### [Task description]
Look through the data below and say how many of its lines contain "Oaks", adding nothing else.

### [Rows]
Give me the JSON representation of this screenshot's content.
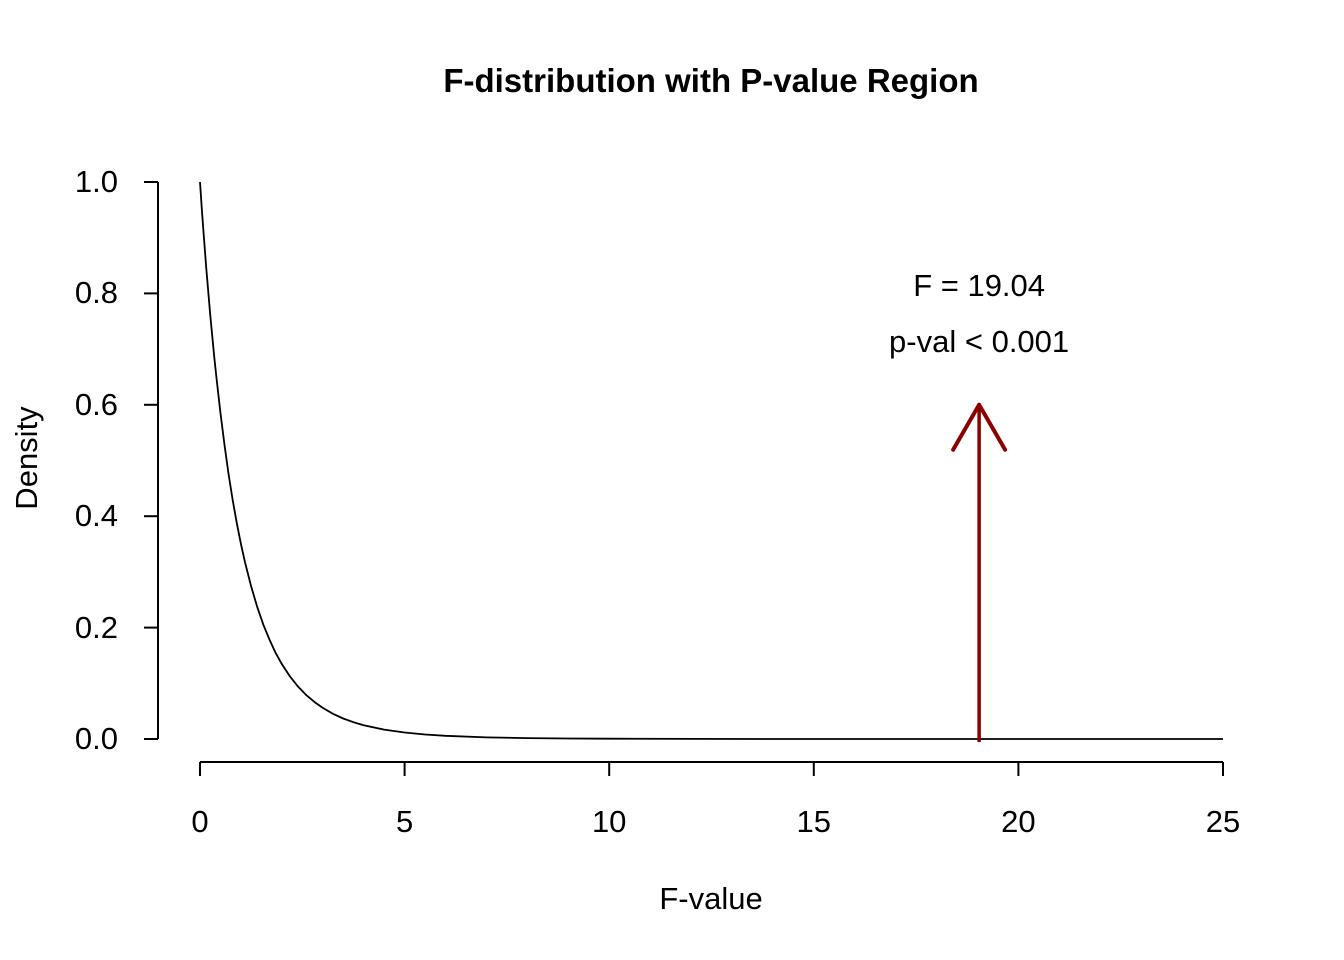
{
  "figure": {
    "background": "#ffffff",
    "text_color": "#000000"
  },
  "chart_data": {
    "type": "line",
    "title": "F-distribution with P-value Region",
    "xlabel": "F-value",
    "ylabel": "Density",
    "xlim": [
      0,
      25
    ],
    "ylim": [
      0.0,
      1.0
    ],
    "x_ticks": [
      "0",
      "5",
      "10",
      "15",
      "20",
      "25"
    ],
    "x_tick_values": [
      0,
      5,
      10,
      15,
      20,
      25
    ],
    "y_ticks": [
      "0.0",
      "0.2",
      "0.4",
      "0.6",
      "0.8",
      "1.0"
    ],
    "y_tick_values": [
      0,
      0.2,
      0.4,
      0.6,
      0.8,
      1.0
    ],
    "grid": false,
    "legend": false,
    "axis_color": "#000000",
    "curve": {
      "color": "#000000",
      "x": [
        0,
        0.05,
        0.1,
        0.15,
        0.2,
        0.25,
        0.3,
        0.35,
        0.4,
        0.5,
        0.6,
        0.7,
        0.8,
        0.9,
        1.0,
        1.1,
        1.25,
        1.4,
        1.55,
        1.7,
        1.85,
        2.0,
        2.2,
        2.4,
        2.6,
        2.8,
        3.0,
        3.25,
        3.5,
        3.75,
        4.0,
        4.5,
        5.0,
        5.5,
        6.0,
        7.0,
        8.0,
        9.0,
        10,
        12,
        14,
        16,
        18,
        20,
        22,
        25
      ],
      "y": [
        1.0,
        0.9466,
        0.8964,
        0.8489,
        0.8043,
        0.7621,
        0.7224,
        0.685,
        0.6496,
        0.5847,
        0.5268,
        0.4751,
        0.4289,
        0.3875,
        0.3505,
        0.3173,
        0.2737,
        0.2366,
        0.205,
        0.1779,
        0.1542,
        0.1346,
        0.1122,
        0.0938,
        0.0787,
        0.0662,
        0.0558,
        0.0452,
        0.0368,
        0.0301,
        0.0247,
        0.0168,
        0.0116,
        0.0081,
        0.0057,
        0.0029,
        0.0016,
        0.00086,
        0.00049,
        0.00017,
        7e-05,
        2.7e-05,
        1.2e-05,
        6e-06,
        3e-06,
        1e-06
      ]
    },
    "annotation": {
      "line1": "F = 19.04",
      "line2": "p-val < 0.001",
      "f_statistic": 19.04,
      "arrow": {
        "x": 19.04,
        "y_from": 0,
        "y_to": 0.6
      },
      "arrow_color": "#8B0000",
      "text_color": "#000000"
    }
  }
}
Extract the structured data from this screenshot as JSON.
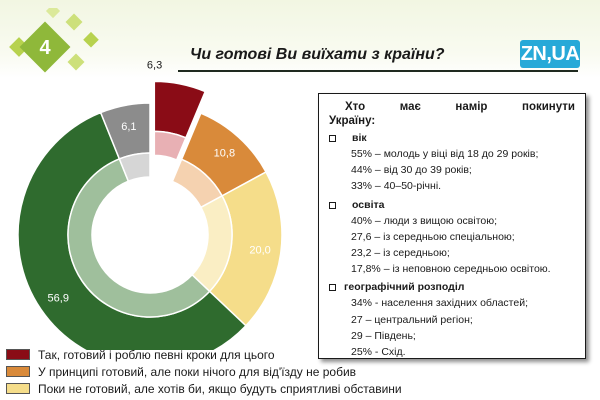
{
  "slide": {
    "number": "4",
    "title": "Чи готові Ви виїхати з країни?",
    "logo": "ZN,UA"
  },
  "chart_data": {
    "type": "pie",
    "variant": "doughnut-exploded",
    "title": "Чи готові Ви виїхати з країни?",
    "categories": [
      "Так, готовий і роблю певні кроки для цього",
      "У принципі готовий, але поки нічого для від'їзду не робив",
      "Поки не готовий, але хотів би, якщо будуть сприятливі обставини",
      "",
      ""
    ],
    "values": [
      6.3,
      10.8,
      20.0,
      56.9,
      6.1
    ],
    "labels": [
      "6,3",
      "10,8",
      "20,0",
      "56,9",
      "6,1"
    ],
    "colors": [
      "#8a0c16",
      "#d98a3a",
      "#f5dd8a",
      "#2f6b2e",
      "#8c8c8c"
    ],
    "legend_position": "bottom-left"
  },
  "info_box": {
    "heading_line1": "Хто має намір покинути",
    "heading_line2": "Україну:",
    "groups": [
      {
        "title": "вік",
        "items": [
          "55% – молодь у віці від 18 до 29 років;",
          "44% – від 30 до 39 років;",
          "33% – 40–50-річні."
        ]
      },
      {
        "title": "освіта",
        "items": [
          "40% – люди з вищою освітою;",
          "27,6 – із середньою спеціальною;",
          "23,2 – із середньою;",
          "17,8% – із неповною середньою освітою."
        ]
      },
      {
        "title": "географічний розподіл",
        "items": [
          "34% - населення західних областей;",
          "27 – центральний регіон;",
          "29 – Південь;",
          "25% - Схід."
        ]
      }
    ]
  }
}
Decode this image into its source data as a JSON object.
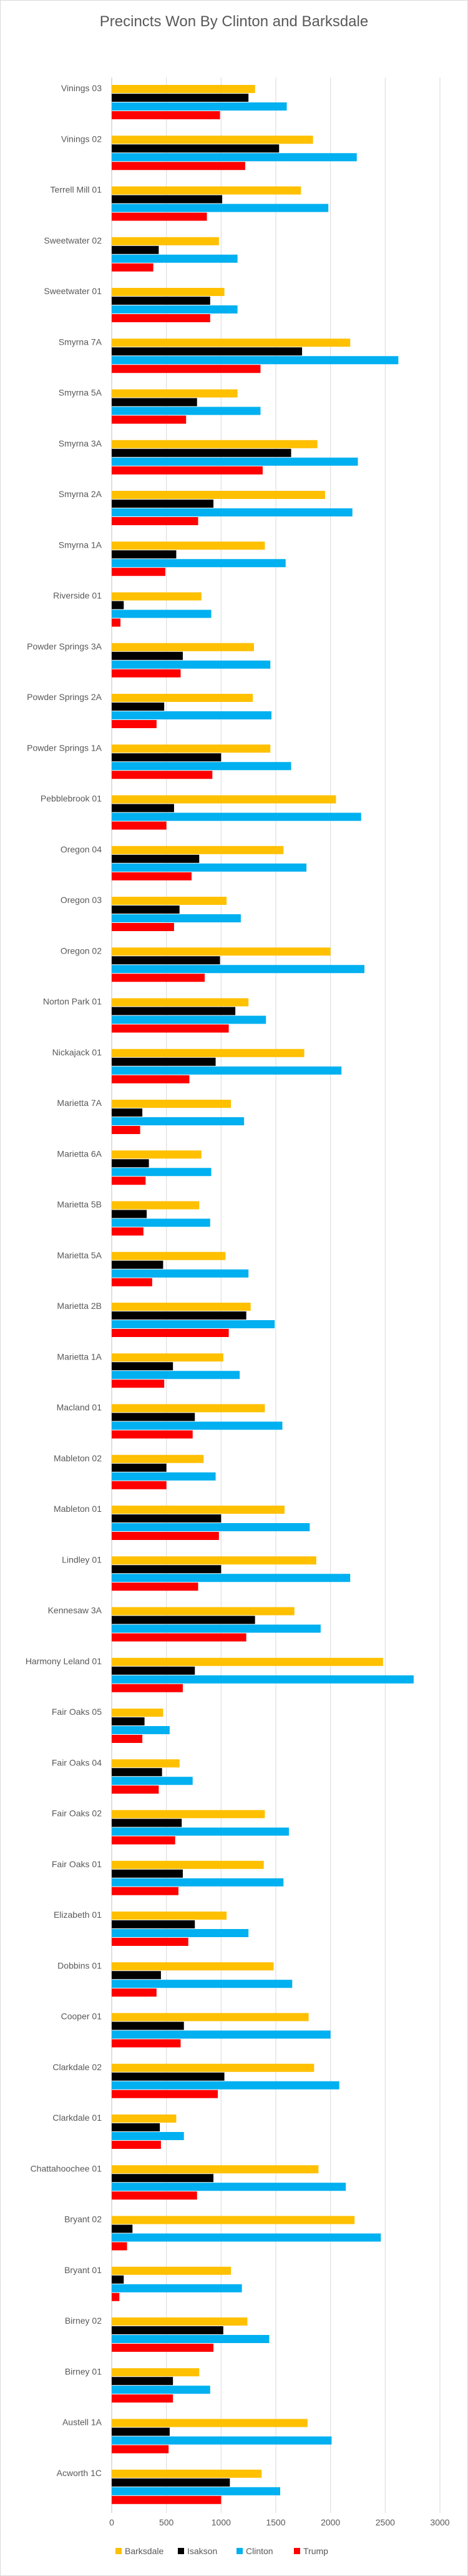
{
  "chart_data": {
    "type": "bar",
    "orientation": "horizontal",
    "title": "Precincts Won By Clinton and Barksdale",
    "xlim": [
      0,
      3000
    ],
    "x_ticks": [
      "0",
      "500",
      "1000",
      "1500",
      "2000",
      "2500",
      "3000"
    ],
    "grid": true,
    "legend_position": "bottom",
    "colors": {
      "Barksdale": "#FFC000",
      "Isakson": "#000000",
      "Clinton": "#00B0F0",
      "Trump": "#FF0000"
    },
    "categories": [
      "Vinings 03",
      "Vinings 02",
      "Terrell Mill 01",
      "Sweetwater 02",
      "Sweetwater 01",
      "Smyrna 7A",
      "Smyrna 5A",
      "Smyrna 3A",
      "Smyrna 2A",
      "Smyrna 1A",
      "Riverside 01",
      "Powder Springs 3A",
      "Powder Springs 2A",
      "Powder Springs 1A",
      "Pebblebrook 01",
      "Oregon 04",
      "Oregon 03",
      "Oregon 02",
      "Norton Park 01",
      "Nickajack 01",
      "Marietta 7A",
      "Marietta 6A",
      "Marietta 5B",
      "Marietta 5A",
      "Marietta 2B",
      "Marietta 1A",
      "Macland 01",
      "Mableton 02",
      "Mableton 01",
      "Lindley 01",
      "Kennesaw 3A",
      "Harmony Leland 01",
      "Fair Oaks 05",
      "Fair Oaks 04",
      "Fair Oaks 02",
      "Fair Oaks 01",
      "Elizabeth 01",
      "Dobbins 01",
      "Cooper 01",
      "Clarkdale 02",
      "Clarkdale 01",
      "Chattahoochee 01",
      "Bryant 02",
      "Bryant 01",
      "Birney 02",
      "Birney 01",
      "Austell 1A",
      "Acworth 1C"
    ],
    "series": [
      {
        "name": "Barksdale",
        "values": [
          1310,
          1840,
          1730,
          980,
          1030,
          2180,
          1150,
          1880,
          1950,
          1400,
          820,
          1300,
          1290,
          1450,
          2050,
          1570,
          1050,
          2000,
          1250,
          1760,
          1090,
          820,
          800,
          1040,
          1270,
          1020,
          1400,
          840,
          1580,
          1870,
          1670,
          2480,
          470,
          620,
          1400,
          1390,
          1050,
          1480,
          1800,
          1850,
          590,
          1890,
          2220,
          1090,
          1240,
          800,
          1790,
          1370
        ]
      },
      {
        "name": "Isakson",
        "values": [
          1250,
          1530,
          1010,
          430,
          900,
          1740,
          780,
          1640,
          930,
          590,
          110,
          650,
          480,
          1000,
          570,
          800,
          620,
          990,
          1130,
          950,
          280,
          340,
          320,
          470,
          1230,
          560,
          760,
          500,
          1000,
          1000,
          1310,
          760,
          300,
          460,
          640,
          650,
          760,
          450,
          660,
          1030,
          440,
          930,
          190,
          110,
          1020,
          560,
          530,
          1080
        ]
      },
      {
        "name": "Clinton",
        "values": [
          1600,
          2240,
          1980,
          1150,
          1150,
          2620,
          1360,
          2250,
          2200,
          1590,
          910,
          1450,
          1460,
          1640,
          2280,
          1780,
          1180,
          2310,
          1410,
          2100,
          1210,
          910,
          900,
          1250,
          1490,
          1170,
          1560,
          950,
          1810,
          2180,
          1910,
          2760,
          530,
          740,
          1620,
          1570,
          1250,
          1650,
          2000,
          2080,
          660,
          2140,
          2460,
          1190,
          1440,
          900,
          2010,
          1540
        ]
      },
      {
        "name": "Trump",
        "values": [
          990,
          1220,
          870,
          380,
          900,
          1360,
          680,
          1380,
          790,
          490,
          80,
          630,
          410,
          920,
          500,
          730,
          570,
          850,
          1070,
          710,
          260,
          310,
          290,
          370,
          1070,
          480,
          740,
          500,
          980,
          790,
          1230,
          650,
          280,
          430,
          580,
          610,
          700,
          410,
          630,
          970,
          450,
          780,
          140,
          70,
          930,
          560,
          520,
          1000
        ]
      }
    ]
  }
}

### [Full response]
4